→ Given exercise: Repeat every record below exactly, leaving out the pictures.

→ Information shown:
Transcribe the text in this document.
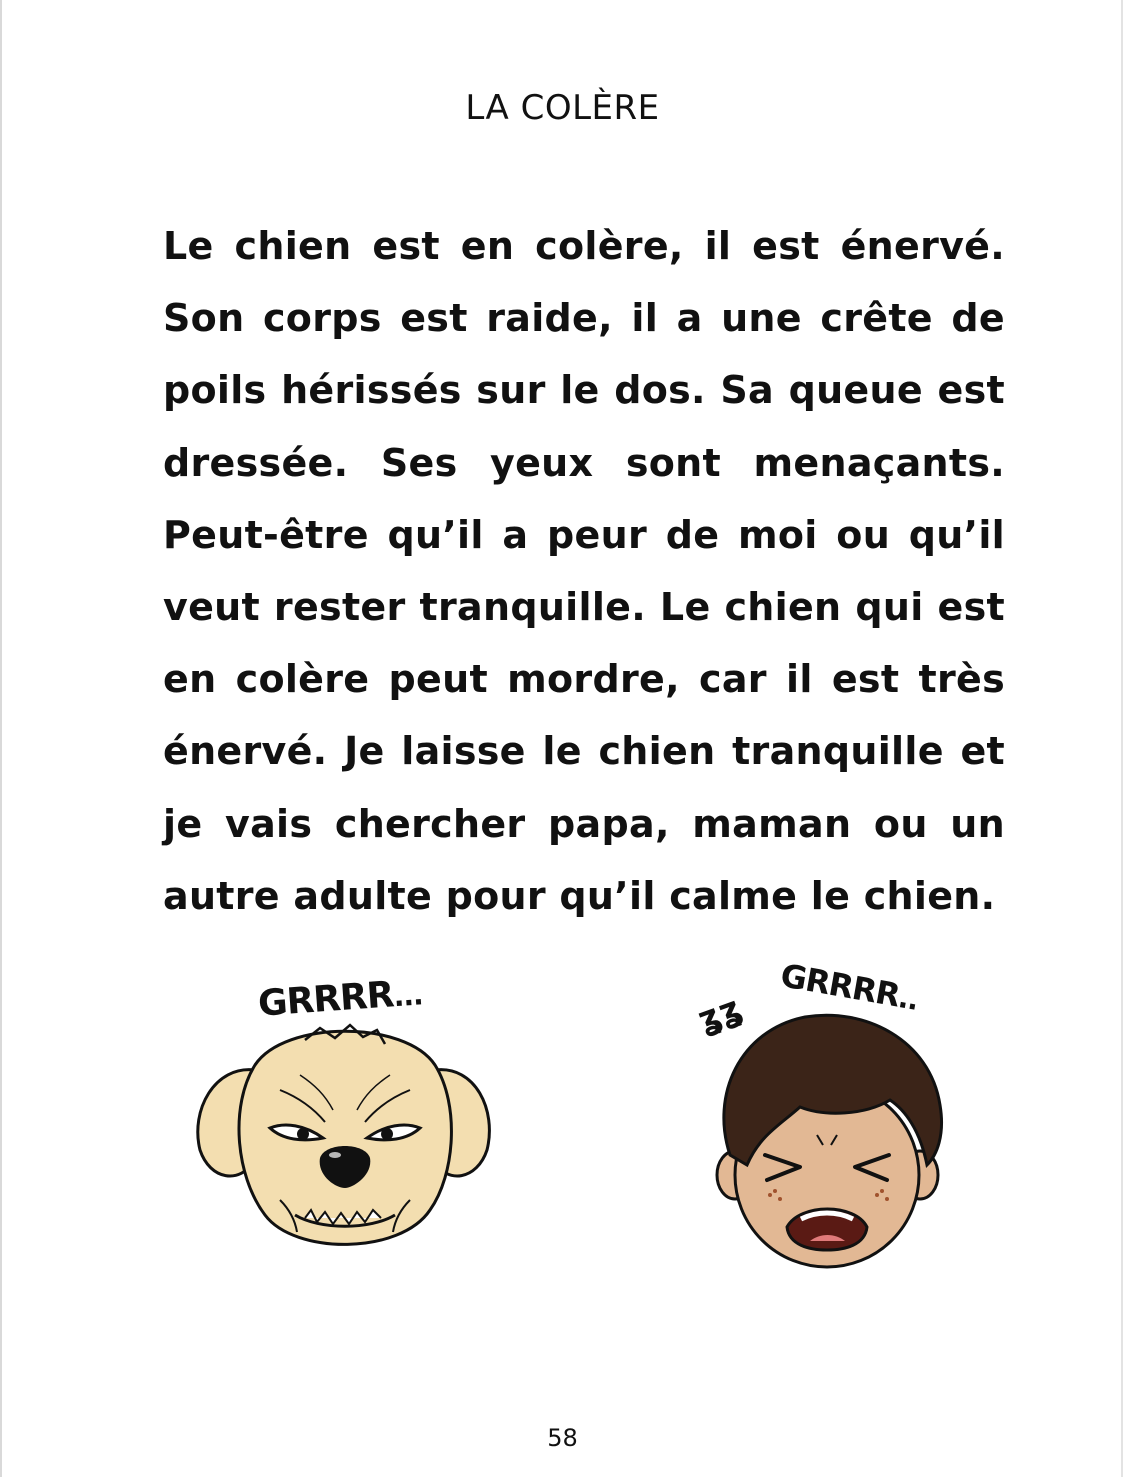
LA COLÈRE

Le chien est en colère, il est énervé. Son corps est raide, il a une crête de poils hérissés sur le dos. Sa queue est dressée. Ses yeux sont menaçants. Peut-être qu’il a peur de moi ou qu’il veut rester tranquille. Le chien qui est en colère peut mordre, car il est très énervé. Je laisse le chien tranquille et je vais chercher papa, maman ou un autre adulte pour qu’il calme le chien.

GRRRR...	ʓʓ GRRRR..
58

→ Result for this exercise:
Transcribe the text in this document.
LA COLÈRE

Le chien est en colère, il est énervé. Son corps est raide, il a une crête de poils hérissés sur le dos. Sa queue est dressée. Ses yeux sont menaçants. Peut-être qu’il a peur de moi ou qu’il veut rester tranquille. Le chien qui est en colère peut mordre, car il est très énervé. Je laisse le chien tranquille et je vais chercher papa, maman ou un autre adulte pour qu’il calme le chien.

GRRRR...	ʓʓ GRRRR..
58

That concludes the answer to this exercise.